** REQUIRED WORK **
Return the rows below exactly as they appear, from the first row up to and including the line with "help-input-line[interactable] bbox=[620, 583, 1120, 584]". Give only those lines.

(Rows from a dataset)
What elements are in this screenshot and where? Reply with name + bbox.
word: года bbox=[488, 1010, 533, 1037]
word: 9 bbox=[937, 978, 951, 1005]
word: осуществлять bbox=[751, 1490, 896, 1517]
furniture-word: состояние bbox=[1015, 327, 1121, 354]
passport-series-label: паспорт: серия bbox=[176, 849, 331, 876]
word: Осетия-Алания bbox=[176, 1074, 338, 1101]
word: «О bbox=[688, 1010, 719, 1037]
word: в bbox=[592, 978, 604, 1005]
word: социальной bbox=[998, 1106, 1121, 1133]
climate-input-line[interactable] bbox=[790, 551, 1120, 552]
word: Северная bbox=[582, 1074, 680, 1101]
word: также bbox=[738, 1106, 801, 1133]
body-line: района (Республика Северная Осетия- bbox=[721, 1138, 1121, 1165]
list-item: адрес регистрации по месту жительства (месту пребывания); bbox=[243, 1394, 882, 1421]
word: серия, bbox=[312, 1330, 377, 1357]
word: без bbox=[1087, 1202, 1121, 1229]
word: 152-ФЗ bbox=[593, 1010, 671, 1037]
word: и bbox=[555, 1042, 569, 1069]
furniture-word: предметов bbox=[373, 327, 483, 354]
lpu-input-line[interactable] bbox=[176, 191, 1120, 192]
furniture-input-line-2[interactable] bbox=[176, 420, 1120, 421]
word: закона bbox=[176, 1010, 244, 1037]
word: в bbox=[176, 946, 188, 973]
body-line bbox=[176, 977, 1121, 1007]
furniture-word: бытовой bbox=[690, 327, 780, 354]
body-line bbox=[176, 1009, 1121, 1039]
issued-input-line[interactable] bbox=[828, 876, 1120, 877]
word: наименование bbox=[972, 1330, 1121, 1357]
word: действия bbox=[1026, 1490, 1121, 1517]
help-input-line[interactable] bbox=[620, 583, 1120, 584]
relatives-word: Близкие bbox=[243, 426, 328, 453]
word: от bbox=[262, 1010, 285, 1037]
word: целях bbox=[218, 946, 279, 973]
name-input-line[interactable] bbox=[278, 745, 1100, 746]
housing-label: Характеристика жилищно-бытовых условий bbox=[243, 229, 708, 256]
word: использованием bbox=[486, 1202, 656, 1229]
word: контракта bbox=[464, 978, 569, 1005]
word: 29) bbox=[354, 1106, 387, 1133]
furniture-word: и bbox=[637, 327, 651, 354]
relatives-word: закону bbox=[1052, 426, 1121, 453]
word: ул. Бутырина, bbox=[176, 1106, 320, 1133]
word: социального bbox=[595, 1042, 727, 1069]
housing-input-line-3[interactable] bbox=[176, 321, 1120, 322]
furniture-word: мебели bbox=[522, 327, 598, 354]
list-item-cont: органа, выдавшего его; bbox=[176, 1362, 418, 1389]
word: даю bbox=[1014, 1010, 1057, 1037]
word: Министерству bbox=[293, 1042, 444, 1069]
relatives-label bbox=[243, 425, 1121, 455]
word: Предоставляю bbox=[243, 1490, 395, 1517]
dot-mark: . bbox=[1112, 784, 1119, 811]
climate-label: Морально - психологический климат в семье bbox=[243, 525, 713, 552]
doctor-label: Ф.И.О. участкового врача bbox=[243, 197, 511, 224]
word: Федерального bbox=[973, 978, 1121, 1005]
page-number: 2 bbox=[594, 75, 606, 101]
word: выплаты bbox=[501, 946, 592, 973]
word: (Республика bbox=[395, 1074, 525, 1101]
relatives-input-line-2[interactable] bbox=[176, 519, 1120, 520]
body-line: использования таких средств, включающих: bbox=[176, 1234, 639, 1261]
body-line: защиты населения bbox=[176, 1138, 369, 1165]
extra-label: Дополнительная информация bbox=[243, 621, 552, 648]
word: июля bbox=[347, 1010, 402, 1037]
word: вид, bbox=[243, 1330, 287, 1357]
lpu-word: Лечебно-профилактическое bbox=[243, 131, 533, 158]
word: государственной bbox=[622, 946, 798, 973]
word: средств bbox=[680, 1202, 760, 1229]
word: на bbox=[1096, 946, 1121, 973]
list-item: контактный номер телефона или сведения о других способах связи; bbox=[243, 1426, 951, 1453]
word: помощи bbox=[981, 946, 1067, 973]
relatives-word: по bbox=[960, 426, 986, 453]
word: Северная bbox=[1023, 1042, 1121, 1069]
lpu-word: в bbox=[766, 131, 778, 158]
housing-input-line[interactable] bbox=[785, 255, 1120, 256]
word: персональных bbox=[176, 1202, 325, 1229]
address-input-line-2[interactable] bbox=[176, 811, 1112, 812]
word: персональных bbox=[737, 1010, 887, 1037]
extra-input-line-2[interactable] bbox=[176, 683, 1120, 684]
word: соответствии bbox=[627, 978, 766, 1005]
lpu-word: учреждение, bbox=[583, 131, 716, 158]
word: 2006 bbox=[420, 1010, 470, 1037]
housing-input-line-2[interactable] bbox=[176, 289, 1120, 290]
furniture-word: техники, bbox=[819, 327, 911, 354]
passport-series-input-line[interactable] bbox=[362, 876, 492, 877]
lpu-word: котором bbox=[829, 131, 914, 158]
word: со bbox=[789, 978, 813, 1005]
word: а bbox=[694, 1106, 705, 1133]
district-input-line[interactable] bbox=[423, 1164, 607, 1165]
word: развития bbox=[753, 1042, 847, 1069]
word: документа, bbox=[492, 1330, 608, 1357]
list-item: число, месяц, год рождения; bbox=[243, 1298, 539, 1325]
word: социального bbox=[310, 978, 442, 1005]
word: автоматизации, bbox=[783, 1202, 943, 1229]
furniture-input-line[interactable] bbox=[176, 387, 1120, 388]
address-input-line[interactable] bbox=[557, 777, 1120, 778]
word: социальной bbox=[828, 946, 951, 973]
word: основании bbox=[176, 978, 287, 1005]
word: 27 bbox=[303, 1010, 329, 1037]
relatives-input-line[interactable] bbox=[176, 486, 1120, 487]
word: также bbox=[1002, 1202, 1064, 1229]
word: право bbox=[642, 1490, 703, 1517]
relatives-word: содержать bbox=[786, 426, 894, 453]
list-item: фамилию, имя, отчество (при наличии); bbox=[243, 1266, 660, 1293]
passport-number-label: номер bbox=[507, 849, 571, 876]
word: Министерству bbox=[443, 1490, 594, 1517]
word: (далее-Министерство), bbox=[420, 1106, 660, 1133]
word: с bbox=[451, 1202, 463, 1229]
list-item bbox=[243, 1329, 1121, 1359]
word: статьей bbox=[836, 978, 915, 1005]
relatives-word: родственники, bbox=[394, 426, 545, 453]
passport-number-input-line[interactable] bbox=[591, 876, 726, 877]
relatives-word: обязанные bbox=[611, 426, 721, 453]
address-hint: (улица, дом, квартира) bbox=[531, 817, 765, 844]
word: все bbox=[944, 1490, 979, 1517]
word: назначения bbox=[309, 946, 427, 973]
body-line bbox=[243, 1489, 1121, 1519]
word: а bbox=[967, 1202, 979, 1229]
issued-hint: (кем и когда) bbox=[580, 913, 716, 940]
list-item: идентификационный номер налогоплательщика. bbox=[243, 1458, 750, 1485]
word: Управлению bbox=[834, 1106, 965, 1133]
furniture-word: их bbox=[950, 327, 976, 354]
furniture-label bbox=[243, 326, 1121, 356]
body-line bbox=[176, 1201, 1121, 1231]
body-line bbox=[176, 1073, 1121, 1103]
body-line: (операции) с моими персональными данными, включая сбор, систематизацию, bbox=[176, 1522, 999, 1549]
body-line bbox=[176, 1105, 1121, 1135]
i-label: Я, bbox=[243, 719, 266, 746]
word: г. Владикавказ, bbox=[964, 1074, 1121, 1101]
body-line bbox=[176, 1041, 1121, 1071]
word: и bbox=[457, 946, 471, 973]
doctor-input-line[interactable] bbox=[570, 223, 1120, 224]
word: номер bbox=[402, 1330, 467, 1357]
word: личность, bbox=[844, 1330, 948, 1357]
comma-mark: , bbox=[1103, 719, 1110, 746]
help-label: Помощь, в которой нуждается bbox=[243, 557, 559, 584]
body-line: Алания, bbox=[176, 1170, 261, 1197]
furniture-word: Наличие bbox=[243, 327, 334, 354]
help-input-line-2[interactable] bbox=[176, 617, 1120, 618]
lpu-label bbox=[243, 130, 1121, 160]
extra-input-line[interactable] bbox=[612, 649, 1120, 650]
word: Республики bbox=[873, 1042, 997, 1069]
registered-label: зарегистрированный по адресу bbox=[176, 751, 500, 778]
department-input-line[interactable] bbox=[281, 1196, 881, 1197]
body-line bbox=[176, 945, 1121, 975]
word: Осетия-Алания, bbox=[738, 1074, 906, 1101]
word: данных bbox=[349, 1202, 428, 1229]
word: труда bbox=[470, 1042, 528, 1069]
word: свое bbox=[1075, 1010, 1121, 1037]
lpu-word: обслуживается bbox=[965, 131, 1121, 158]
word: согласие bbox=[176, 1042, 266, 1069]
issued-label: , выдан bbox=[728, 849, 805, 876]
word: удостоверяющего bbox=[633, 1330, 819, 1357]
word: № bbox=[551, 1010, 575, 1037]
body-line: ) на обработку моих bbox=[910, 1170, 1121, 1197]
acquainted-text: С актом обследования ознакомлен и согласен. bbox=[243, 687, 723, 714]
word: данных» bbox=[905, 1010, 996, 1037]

** TASK RESULT **
What elements are in this screenshot and where? Reply with name + bbox.
word: года bbox=[488, 1010, 533, 1037]
word: 9 bbox=[937, 978, 951, 1005]
word: осуществлять bbox=[751, 1490, 896, 1517]
furniture-word: состояние bbox=[1015, 327, 1121, 354]
passport-series-label: паспорт: серия bbox=[176, 849, 331, 876]
word: Осетия-Алания bbox=[176, 1074, 338, 1101]
word: «О bbox=[688, 1010, 719, 1037]
word: в bbox=[592, 978, 604, 1005]
word: социальной bbox=[998, 1106, 1121, 1133]
climate-input-line[interactable] bbox=[790, 551, 1120, 552]
word: Северная bbox=[582, 1074, 680, 1101]
word: также bbox=[738, 1106, 801, 1133]
body-line: района (Республика Северная Осетия- bbox=[721, 1138, 1121, 1165]
list-item: адрес регистрации по месту жительства (месту пребывания); bbox=[243, 1394, 882, 1421]
word: серия, bbox=[312, 1330, 377, 1357]
word: без bbox=[1087, 1202, 1121, 1229]
word: 152-ФЗ bbox=[593, 1010, 671, 1037]
word: и bbox=[555, 1042, 569, 1069]
furniture-word: предметов bbox=[373, 327, 483, 354]
lpu-input-line[interactable] bbox=[176, 191, 1120, 192]
furniture-input-line-2[interactable] bbox=[176, 420, 1120, 421]
word: закона bbox=[176, 1010, 244, 1037]
word: в bbox=[176, 946, 188, 973]
body-line bbox=[176, 977, 1121, 1007]
furniture-word: бытовой bbox=[690, 327, 780, 354]
body-line bbox=[176, 1009, 1121, 1039]
issued-input-line[interactable] bbox=[828, 876, 1120, 877]
word: наименование bbox=[972, 1330, 1121, 1357]
word: действия bbox=[1026, 1490, 1121, 1517]
help-input-line[interactable] bbox=[620, 583, 1120, 584]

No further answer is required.